Work instructions → List, from the lines below, each one with "uusi" in it.

Records shown →
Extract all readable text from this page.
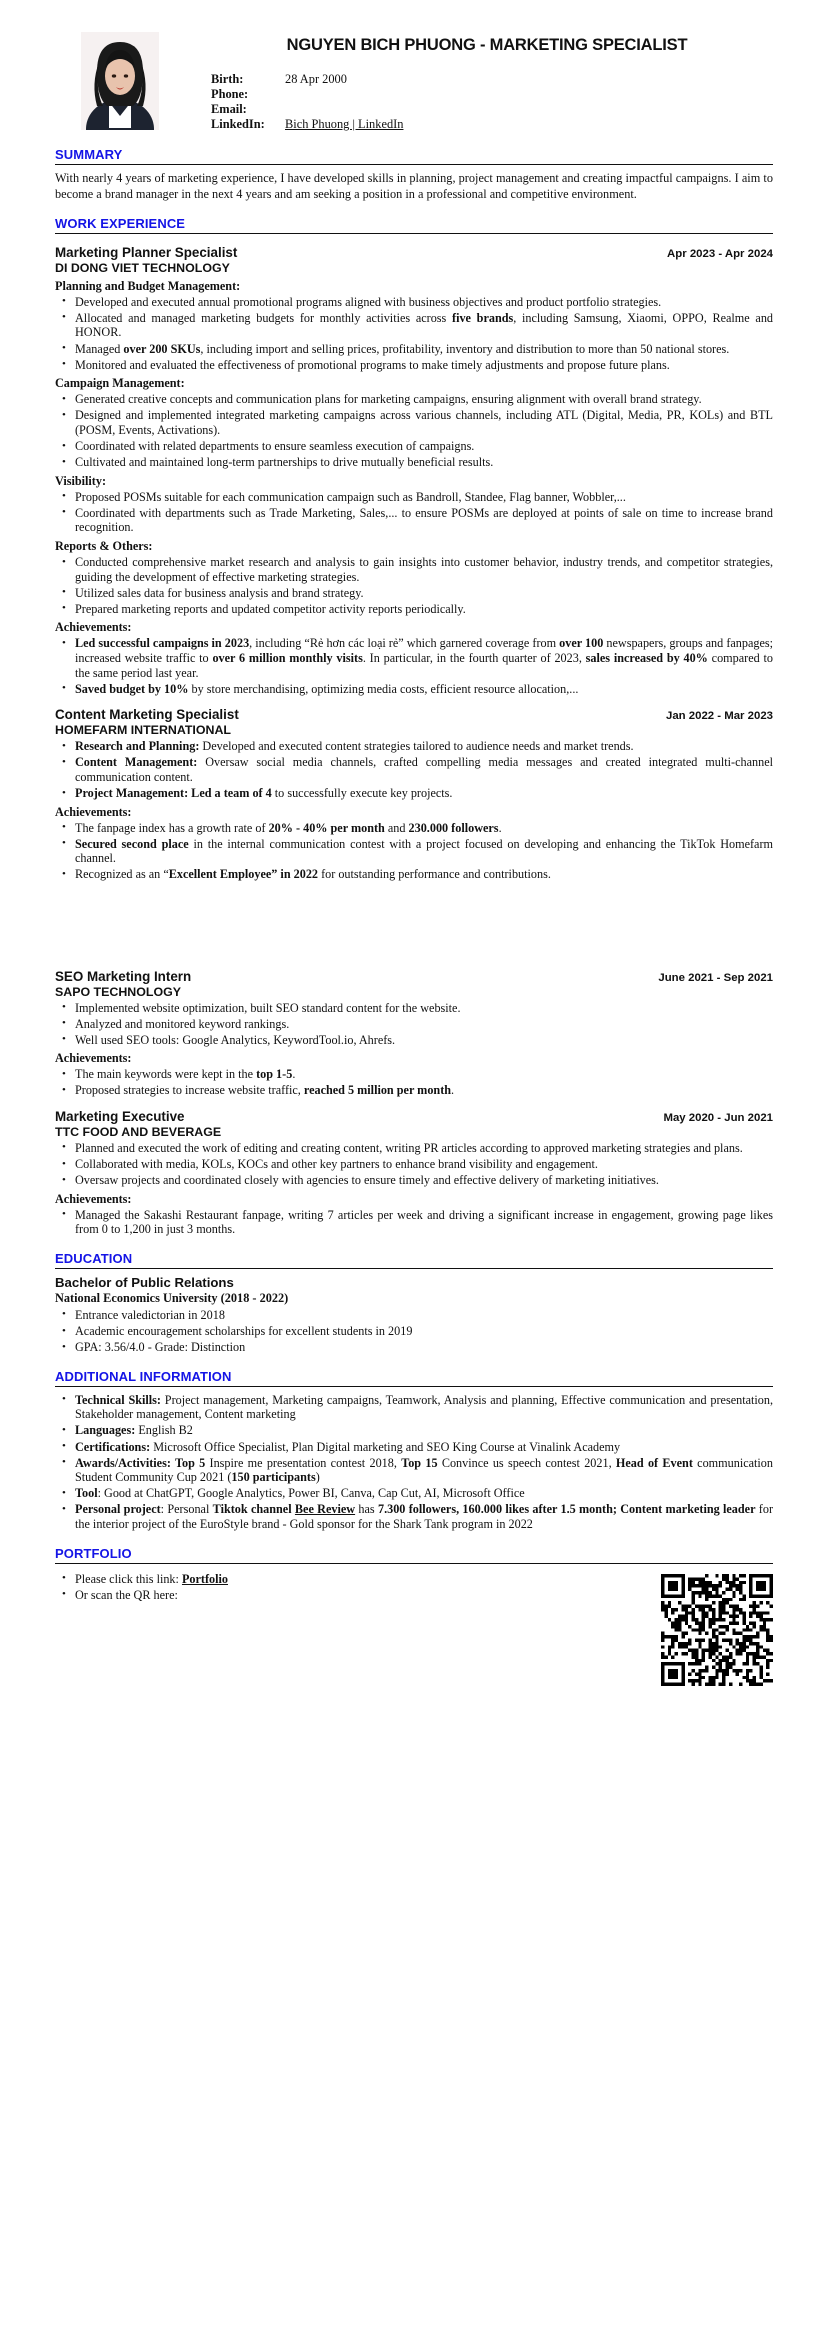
NGUYEN BICH PHUONG - MARKETING SPECIALIST
Birth:	28 Apr 2000
Phone:
Email:
LinkedIn:	Bich Phuong | LinkedIn
SUMMARY

With nearly 4 years of marketing experience, I have developed skills in planning, project management and creating impactful campaigns. I aim to become a brand manager in the next 4 years and am seeking a position in a professional and competitive environment.

WORK EXPERIENCE
Marketing Planner Specialist	Apr 2023 - Apr 2024
DI DONG VIET TECHNOLOGY
Planning and Budget Management:
• Developed and executed annual promotional programs aligned with business objectives and product portfolio strategies.
• Allocated and managed marketing budgets for monthly activities across five brands, including Samsung, Xiaomi, OPPO, Realme and HONOR.
• Managed over 200 SKUs, including import and selling prices, profitability, inventory and distribution to more than 50 national stores.
• Monitored and evaluated the effectiveness of promotional programs to make timely adjustments and propose future plans.
Campaign Management:
• Generated creative concepts and communication plans for marketing campaigns, ensuring alignment with overall brand strategy.
• Designed and implemented integrated marketing campaigns across various channels, including ATL (Digital, Media, PR, KOLs) and BTL (POSM, Events, Activations).
• Coordinated with related departments to ensure seamless execution of campaigns.
• Cultivated and maintained long-term partnerships to drive mutually beneficial results.
Visibility:
• Proposed POSMs suitable for each communication campaign such as Bandroll, Standee, Flag banner, Wobbler,...
• Coordinated with departments such as Trade Marketing, Sales,... to ensure POSMs are deployed at points of sale on time to increase brand recognition.
Reports & Others:
• Conducted comprehensive market research and analysis to gain insights into customer behavior, industry trends, and competitor strategies, guiding the development of effective marketing strategies.
• Utilized sales data for business analysis and brand strategy.
• Prepared marketing reports and updated competitor activity reports periodically.
Achievements:
• Led successful campaigns in 2023, including “Rẻ hơn các loại rẻ” which garnered coverage from over 100 newspapers, groups and fanpages; increased website traffic to over 6 million monthly visits. In particular, in the fourth quarter of 2023, sales increased by 40% compared to the same period last year.
• Saved budget by 10% by store merchandising, optimizing media costs, efficient resource allocation,...
Content Marketing Specialist	Jan 2022 - Mar 2023
HOMEFARM INTERNATIONAL
• Research and Planning: Developed and executed content strategies tailored to audience needs and market trends.
• Content Management: Oversaw social media channels, crafted compelling media messages and created integrated multi-channel communication content.
• Project Management: Led a team of 4 to successfully execute key projects.
Achievements:
• The fanpage index has a growth rate of 20% - 40% per month and 230.000 followers.
• Secured second place in the internal communication contest with a project focused on developing and enhancing the TikTok Homefarm channel.
• Recognized as an “Excellent Employee” in 2022 for outstanding performance and contributions.
SEO Marketing Intern	June 2021 - Sep 2021
SAPO TECHNOLOGY
• Implemented website optimization, built SEO standard content for the website.
• Analyzed and monitored keyword rankings.
• Well used SEO tools: Google Analytics, KeywordTool.io, Ahrefs.
Achievements:
• The main keywords were kept in the top 1-5.
• Proposed strategies to increase website traffic, reached 5 million per month.
Marketing Executive	May 2020 - Jun 2021
TTC FOOD AND BEVERAGE
• Planned and executed the work of editing and creating content, writing PR articles according to approved marketing strategies and plans.
• Collaborated with media, KOLs, KOCs and other key partners to enhance brand visibility and engagement.
• Oversaw projects and coordinated closely with agencies to ensure timely and effective delivery of marketing initiatives.
Achievements:
• Managed the Sakashi Restaurant fanpage, writing 7 articles per week and driving a significant increase in engagement, growing page likes from 0 to 1,200 in just 3 months.
EDUCATION
Bachelor of Public Relations
National Economics University (2018 - 2022)
• Entrance valedictorian in 2018
• Academic encouragement scholarships for excellent students in 2019
• GPA: 3.56/4.0 - Grade: Distinction
ADDITIONAL INFORMATION
• Technical Skills: Project management, Marketing campaigns, Teamwork, Analysis and planning, Effective communication and presentation, Stakeholder management, Content marketing
• Languages: English B2
• Certifications: Microsoft Office Specialist, Plan Digital marketing and SEO King Course at Vinalink Academy
• Awards/Activities: Top 5 Inspire me presentation contest 2018, Top 15 Convince us speech contest 2021, Head of Event communication Student Community Cup 2021 (150 participants)
• Tool: Good at ChatGPT, Google Analytics, Power BI, Canva, Cap Cut, AI, Microsoft Office
• Personal project: Personal Tiktok channel Bee Review has 7.300 followers, 160.000 likes after 1.5 month; Content marketing leader for the interior project of the EuroStyle brand - Gold sponsor for the Shark Tank program in 2022
PORTFOLIO
• Please click this link: Portfolio
• Or scan the QR here:
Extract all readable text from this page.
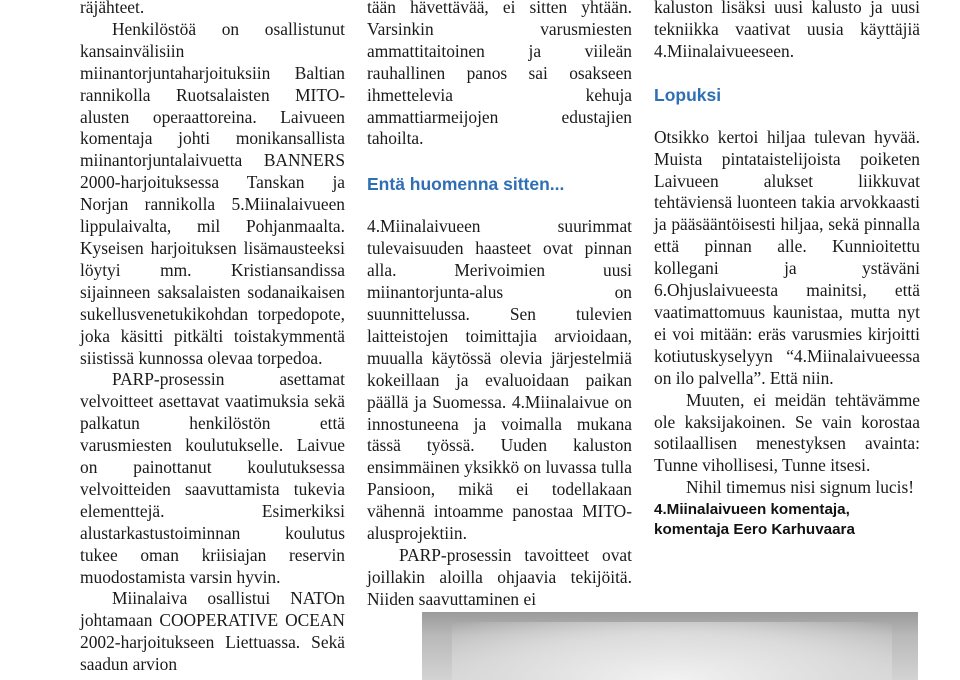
räjähteet.

Henkilöstöä on osallistunut kansainvälisiin miinantorjuntaharjoituksiin Baltian rannikolla Ruotsalaisten MITO-alusten operaattoreina. Laivueen komentaja johti monikansallista miinantorjuntalaivuetta BANNERS 2000-harjoituksessa Tanskan ja Norjan rannikolla 5.Miinalaivueen lippulaivalta, mil Pohjanmaalta. Kyseisen harjoituksen lisämausteeksi löytyi mm. Kristiansandissa sijainneen saksalaisten sodanaikaisen sukellusvenetukikohdan torpedopote, joka käsitti pitkälti toistakymmentä siistissä kunnossa olevaa torpedoa.

PARP-prosessin asettamat velvoitteet asettavat vaatimuksia sekä palkatun henkilöstön että varusmiesten koulutukselle. Laivue on painottanut koulutuksessa velvoitteiden saavuttamista tukevia elementtejä. Esimerkiksi alustarkastustoiminnan koulutus tukee oman kriisiajan reservin muodostamista varsin hyvin.

Miinalaiva osallistui NATOn johtamaan COOPERATIVE OCEAN 2002-harjoitukseen Liettuassa. Sekä saadun arvion

tään hävettävää, ei sitten yhtään. Varsinkin varusmiesten ammattitaitoinen ja viileän rauhallinen panos sai osakseen ihmettelevia kehuja ammattiarmeijojen edustajien tahoilta.

Entä huomenna sitten...

4.Miinalaivueen suurimmat tulevaisuuden haasteet ovat pinnan alla. Merivoimien uusi miinantorjunta-alus on suunnittelussa. Sen tulevien laitteistojen toimittajia arvioidaan, muualla käytössä olevia järjestelmiä kokeillaan ja evaluoidaan paikan päällä ja Suomessa. 4.Miinalaivue on innostuneena ja voimalla mukana tässä työssä. Uuden kaluston ensimmäinen yksikkö on luvassa tulla Pansioon, mikä ei todellakaan vähennä intoamme panostaa MITO-alusprojektiin.

PARP-prosessin tavoitteet ovat joillakin aloilla ohjaavia tekijöitä. Niiden saavuttaminen ei

kaluston lisäksi uusi kalusto ja uusi tekniikka vaativat uusia käyttäjiä 4.Miinalaivueeseen.

Lopuksi

Otsikko kertoi hiljaa tulevan hyvää. Muista pintataistelijoista poiketen Laivueen alukset liikkuvat tehtäviensä luonteen takia arvokkaasti ja pääsääntöisesti hiljaa, sekä pinnalla että pinnan alle. Kunnioitettu kollegani ja ystäväni 6.Ohjuslaivueesta mainitsi, että vaatimattomuus kaunistaa, mutta nyt ei voi mitään: eräs varusmies kirjoitti kotiutuskyselyyn “4.Miinalaivueessa on ilo palvella”. Että niin.

Muuten, ei meidän tehtävämme ole kaksijakoinen. Se vain korostaa sotilaallisen menestyksen avainta: Tunne vihollisesi, Tunne itsesi.

Nihil timemus nisi signum lucis!

4.Miinalaivueen komentaja,
komentaja Eero Karhuvaara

Response below →
4.Miinalaivueen suurimmat tulevaisuuden haasteet ovat pinnan alla. Merivoimien uusi miinantorjunta-alus on suunnittelussa. Sen tulevien laitteistojen toimittajia arvioidaan, muualla käytössä olevia järjestelmiä kokeillaan ja evaluoidaan paikan päällä ja Suomessa. 4.Miinalaivue on innostuneena ja voimalla mukana tässä työssä. Uuden kaluston ensimmäinen yksikkö on luvassa tulla Pansioon, mikä ei todellakaan vähennä intoamme panostaa MITO-alusprojektiin.
kaluston lisäksi uusi kalusto ja uusi tekniikka vaativat uusia käyttäjiä 4.Miinalaivueeseen.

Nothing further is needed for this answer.